=== Records for processing ===

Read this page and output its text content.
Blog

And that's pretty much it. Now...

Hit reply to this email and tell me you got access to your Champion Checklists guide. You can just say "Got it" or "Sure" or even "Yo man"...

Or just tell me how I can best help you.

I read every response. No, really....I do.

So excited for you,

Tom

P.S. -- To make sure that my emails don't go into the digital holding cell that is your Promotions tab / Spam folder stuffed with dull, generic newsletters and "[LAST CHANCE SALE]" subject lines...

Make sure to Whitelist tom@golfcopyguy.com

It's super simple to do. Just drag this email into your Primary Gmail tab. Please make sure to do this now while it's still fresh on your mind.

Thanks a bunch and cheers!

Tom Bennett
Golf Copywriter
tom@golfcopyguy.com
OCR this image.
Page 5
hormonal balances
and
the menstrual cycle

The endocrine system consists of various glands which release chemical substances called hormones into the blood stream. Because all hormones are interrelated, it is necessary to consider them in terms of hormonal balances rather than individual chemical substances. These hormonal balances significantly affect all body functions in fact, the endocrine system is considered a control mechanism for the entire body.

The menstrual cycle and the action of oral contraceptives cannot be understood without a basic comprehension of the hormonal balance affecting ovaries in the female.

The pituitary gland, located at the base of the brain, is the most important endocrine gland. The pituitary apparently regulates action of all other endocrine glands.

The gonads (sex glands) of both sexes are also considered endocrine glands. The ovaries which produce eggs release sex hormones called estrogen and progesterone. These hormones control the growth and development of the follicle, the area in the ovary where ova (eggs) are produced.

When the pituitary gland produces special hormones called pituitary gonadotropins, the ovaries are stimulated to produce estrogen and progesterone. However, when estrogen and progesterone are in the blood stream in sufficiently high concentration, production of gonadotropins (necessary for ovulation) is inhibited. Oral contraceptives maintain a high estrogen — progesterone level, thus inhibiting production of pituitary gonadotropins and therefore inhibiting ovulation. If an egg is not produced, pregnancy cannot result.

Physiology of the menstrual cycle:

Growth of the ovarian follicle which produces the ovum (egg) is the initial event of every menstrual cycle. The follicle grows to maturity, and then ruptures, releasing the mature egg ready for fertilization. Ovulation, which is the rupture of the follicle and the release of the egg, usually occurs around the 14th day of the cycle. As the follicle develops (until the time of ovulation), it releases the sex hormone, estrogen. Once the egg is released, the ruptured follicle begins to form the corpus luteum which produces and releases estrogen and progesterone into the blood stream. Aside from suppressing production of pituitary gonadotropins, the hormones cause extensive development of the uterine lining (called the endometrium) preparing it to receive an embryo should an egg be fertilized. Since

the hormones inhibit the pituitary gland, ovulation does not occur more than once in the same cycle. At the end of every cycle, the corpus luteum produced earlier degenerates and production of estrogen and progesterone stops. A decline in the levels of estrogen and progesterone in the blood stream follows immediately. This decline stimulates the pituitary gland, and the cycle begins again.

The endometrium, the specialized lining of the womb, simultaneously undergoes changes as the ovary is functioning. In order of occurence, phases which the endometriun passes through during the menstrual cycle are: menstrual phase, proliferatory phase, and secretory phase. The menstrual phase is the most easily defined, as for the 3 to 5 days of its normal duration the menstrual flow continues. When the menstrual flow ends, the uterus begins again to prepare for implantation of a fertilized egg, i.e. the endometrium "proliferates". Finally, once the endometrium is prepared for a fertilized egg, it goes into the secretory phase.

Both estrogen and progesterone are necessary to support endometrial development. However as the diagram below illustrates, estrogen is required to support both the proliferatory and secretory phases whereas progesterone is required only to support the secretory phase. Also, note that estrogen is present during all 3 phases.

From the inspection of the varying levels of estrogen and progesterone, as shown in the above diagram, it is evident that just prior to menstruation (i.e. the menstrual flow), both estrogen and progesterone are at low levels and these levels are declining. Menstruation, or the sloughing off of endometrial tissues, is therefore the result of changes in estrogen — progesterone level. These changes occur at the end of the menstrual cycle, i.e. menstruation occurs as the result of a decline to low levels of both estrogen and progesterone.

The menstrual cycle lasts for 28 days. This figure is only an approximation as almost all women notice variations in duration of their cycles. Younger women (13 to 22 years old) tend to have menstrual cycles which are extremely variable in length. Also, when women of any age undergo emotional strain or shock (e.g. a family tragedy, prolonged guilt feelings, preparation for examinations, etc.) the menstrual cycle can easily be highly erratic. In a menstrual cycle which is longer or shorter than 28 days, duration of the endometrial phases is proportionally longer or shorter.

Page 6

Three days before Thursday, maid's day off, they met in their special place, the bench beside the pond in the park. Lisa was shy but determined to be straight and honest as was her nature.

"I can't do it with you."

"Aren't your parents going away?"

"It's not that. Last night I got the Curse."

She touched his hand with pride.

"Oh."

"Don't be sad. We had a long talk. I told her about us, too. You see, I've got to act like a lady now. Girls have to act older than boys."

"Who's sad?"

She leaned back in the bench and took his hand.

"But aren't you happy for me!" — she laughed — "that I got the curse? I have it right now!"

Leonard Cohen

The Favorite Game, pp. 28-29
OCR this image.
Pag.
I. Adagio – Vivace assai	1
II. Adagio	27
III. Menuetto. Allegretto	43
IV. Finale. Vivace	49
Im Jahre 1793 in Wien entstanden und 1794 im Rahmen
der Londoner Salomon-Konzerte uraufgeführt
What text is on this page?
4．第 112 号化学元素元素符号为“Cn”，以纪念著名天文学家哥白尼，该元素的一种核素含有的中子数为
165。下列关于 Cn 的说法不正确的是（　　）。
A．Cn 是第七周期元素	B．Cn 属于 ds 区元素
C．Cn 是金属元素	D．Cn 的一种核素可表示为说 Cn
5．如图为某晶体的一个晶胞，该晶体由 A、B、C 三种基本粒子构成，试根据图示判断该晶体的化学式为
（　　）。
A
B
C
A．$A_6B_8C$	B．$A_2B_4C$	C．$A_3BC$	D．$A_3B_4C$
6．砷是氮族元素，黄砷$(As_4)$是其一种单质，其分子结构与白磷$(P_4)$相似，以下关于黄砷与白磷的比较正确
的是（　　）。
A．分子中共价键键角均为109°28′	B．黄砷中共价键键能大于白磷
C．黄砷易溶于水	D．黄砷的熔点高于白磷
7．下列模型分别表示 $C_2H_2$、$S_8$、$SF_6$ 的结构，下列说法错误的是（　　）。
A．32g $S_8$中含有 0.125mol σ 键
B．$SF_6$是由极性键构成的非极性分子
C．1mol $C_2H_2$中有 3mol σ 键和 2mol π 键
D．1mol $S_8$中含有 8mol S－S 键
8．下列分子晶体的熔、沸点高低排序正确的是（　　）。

===

Return the listing above in full, character for character.

Read this page and output its text content.
Blog

And that's pretty much it. Now...

Hit reply to this email and tell me you got access to your Champion Checklists guide. You can just say "Got it" or "Sure" or even "Yo man"...

Or just tell me how I can best help you.

I read every response. No, really....I do.

So excited for you,

Tom

P.S. -- To make sure that my emails don't go into the digital holding cell that is your Promotions tab / Spam folder stuffed with dull, generic newsletters and "[LAST CHANCE SALE]" subject lines...

Make sure to Whitelist tom@golfcopyguy.com

It's super simple to do. Just drag this email into your Primary Gmail tab. Please make sure to do this now while it's still fresh on your mind.

Thanks a bunch and cheers!

Tom Bennett
Golf Copywriter
tom@golfcopyguy.com
OCR this image.
Page 5
hormonal balances
and
the menstrual cycle

The endocrine system consists of various glands which release chemical substances called hormones into the blood stream. Because all hormones are interrelated, it is necessary to consider them in terms of hormonal balances rather than individual chemical substances. These hormonal balances significantly affect all body functions in fact, the endocrine system is considered a control mechanism for the entire body.

The menstrual cycle and the action of oral contraceptives cannot be understood without a basic comprehension of the hormonal balance affecting ovaries in the female.

The pituitary gland, located at the base of the brain, is the most important endocrine gland. The pituitary apparently regulates action of all other endocrine glands.

The gonads (sex glands) of both sexes are also considered endocrine glands. The ovaries which produce eggs release sex hormones called estrogen and progesterone. These hormones control the growth and development of the follicle, the area in the ovary where ova (eggs) are produced.

When the pituitary gland produces special hormones called pituitary gonadotropins, the ovaries are stimulated to produce estrogen and progesterone. However, when estrogen and progesterone are in the blood stream in sufficiently high concentration, production of gonadotropins (necessary for ovulation) is inhibited. Oral contraceptives maintain a high estrogen — progesterone level, thus inhibiting production of pituitary gonadotropins and therefore inhibiting ovulation. If an egg is not produced, pregnancy cannot result.

Physiology of the menstrual cycle:

Growth of the ovarian follicle which produces the ovum (egg) is the initial event of every menstrual cycle. The follicle grows to maturity, and then ruptures, releasing the mature egg ready for fertilization. Ovulation, which is the rupture of the follicle and the release of the egg, usually occurs around the 14th day of the cycle. As the follicle develops (until the time of ovulation), it releases the sex hormone, estrogen. Once the egg is released, the ruptured follicle begins to form the corpus luteum which produces and releases estrogen and progesterone into the blood stream. Aside from suppressing production of pituitary gonadotropins, the hormones cause extensive development of the uterine lining (called the endometrium) preparing it to receive an embryo should an egg be fertilized. Since

the hormones inhibit the pituitary gland, ovulation does not occur more than once in the same cycle. At the end of every cycle, the corpus luteum produced earlier degenerates and production of estrogen and progesterone stops. A decline in the levels of estrogen and progesterone in the blood stream follows immediately. This decline stimulates the pituitary gland, and the cycle begins again.

The endometrium, the specialized lining of the womb, simultaneously undergoes changes as the ovary is functioning. In order of occurence, phases which the endometriun passes through during the menstrual cycle are: menstrual phase, proliferatory phase, and secretory phase. The menstrual phase is the most easily defined, as for the 3 to 5 days of its normal duration the menstrual flow continues. When the menstrual flow ends, the uterus begins again to prepare for implantation of a fertilized egg, i.e. the endometrium "proliferates". Finally, once the endometrium is prepared for a fertilized egg, it goes into the secretory phase.

Both estrogen and progesterone are necessary to support endometrial development. However as the diagram below illustrates, estrogen is required to support both the proliferatory and secretory phases whereas progesterone is required only to support the secretory phase. Also, note that estrogen is present during all 3 phases.

From the inspection of the varying levels of estrogen and progesterone, as shown in the above diagram, it is evident that just prior to menstruation (i.e. the menstrual flow), both estrogen and progesterone are at low levels and these levels are declining. Menstruation, or the sloughing off of endometrial tissues, is therefore the result of changes in estrogen — progesterone level. These changes occur at the end of the menstrual cycle, i.e. menstruation occurs as the result of a decline to low levels of both estrogen and progesterone.

The menstrual cycle lasts for 28 days. This figure is only an approximation as almost all women notice variations in duration of their cycles. Younger women (13 to 22 years old) tend to have menstrual cycles which are extremely variable in length. Also, when women of any age undergo emotional strain or shock (e.g. a family tragedy, prolonged guilt feelings, preparation for examinations, etc.) the menstrual cycle can easily be highly erratic. In a menstrual cycle which is longer or shorter than 28 days, duration of the endometrial phases is proportionally longer or shorter.

Page 6

Three days before Thursday, maid's day off, they met in their special place, the bench beside the pond in the park. Lisa was shy but determined to be straight and honest as was her nature.

"I can't do it with you."

"Aren't your parents going away?"

"It's not that. Last night I got the Curse."

She touched his hand with pride.

"Oh."

"Don't be sad. We had a long talk. I told her about us, too. You see, I've got to act like a lady now. Girls have to act older than boys."

"Who's sad?"

She leaned back in the bench and took his hand.

"But aren't you happy for me!" — she laughed — "that I got the curse? I have it right now!"

Leonard Cohen

The Favorite Game, pp. 28-29
OCR this image.
Pag.
I. Adagio – Vivace assai	1
II. Adagio	27
III. Menuetto. Allegretto	43
IV. Finale. Vivace	49
Im Jahre 1793 in Wien entstanden und 1794 im Rahmen
der Londoner Salomon-Konzerte uraufgeführt
What text is on this page?
4．第 112 号化学元素元素符号为“Cn”，以纪念著名天文学家哥白尼，该元素的一种核素含有的中子数为
165。下列关于 Cn 的说法不正确的是（　　）。
A．Cn 是第七周期元素	B．Cn 属于 ds 区元素
C．Cn 是金属元素	D．Cn 的一种核素可表示为说 Cn
5．如图为某晶体的一个晶胞，该晶体由 A、B、C 三种基本粒子构成，试根据图示判断该晶体的化学式为
（　　）。
A
B
C
A．$A_6B_8C$	B．$A_2B_4C$	C．$A_3BC$	D．$A_3B_4C$
6．砷是氮族元素，黄砷$(As_4)$是其一种单质，其分子结构与白磷$(P_4)$相似，以下关于黄砷与白磷的比较正确
的是（　　）。
A．分子中共价键键角均为109°28′	B．黄砷中共价键键能大于白磷
C．黄砷易溶于水	D．黄砷的熔点高于白磷
7．下列模型分别表示 $C_2H_2$、$S_8$、$SF_6$ 的结构，下列说法错误的是（　　）。
A．32g $S_8$中含有 0.125mol σ 键
B．$SF_6$是由极性键构成的非极性分子
C．1mol $C_2H_2$中有 3mol σ 键和 2mol π 键
D．1mol $S_8$中含有 8mol S－S 键
8．下列分子晶体的熔、沸点高低排序正确的是（　　）。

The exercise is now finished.